Consignes:
(a) Citez mot pour mot l'extrait du passage sur la panthère noire qui commence par les mots contenant "Dans la strophe" et se termine par "les autres blottis.".
(b) Résumez en deux phrases le passage sur la panthère noire.
(c) Poursuivez, s'il vous plaît, le passage sur la panthère noire à partir de l'endroit où il s'arrête.

Texte de la page:
---
La faim ! voilà donc la terrible maîtresse à laquelle obéissent les caïmans et les jaguars dans les pampas, comme le tigre dans la jungle et le lion au Sennaar.

Et la panthère noire en son royaume de Java.

Dans la strophe même où est reconnue sa royauté, on entend ses petits miauler de détresse ; on les voit parmi les os luisants, dont ils ont donc rongé toute la chair, tant ils sont affamés, et, quoiqu’ils soient dans leur gîte on les voit blottis les uns sous les autres, tant ils ont peur :


La reine de Java, la noire chasseresse,
Avec l’aube, revient au gîte où ses petits
Parmi les os luisants miaulent de détresse
Les uns sous les autres blottis.
---
Données:
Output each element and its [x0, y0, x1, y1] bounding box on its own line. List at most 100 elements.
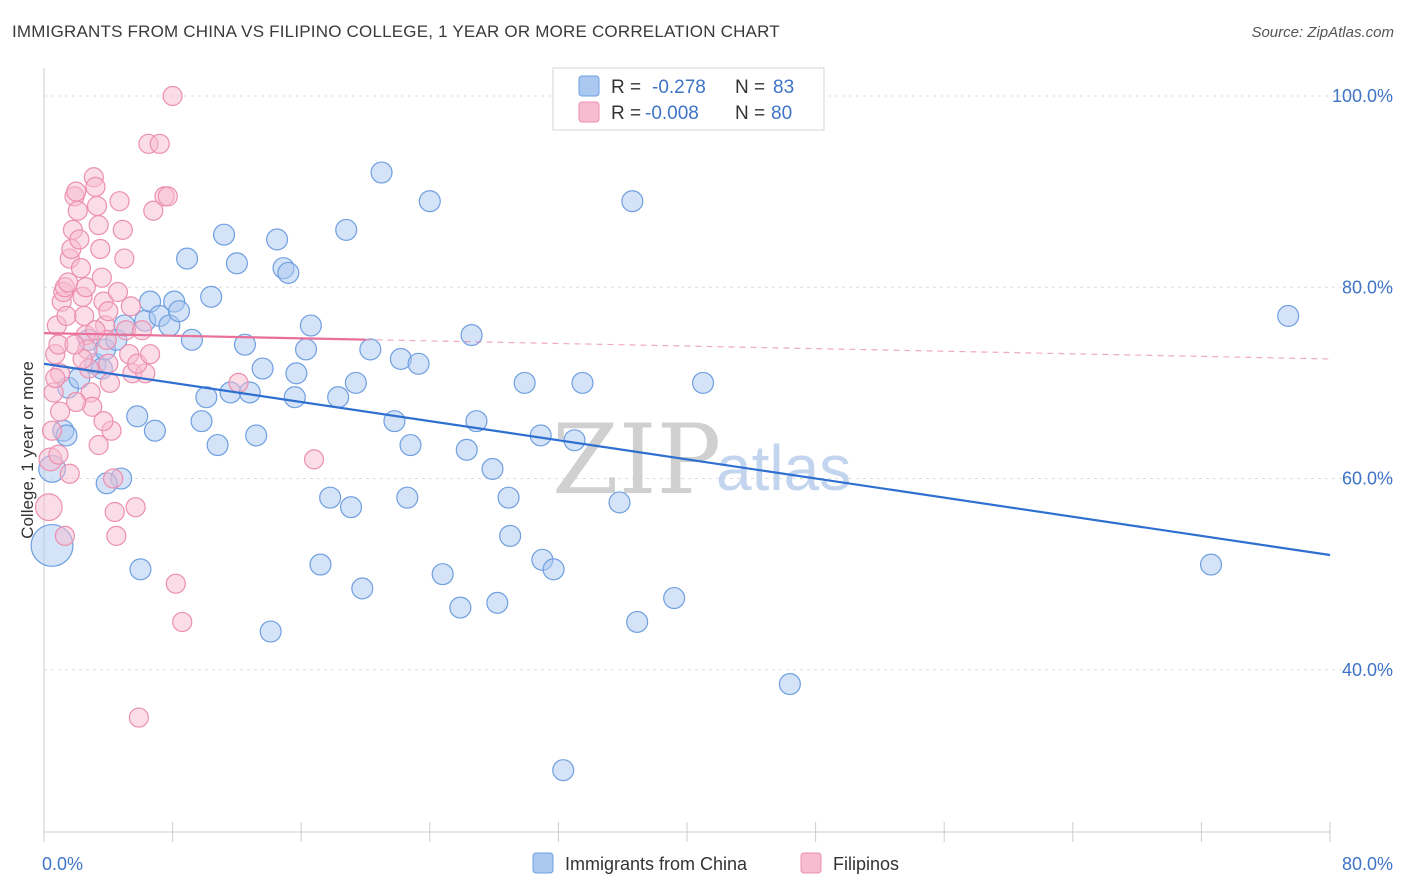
---
Réponses fournies:
(a)
Dans la strophe même où est reconnue sa royauté, on entend ses petits miauler de détresse ; on les voit parmi les os luisants, dont ils ont donc rongé toute la chair, tant ils sont affamés, et, quoiqu’ils soient dans leur gîte on les voit blottis les uns sous les autres, tant ils ont peur :


La reine de Java, la noire chasseresse,
Avec l’aube, revient au gîte où ses petits
Parmi les os luisants miaulent de détresse
Les uns sous les autres blottis.

(b) La faim est présentée comme la terrible maîtresse à laquelle obéissent les caïmans et les jaguars dans les pampas, le tigre dans la jungle, le lion au Sennaar et la panthère noire en son royaume de Java. Dans la strophe même qui reconnaît sa royauté, ses petits miaulent de détresse parmi les os luisants, si affamés qu'ils en ont rongé toute la chair, et si apeurés qu'ils restent blottis les uns sous les autres dans leur gîte.

(c)
Elle-même passe, « inquiète, les yeux aigus comme des flèches », Elle ondule, elle épie l’ombre ; elle a peur que quelque brigand ne vienne lui arracher ce reste de chasse qu’elle apporte à ses petits.

Sa part, elle l’a consommée sur place ; elle a mangé sans attendre, elle a mangé la nuit :


Elle traîne après elle un reste de sa chasse,
Un quartier du beau cerf qu’elle a mangé la nuit.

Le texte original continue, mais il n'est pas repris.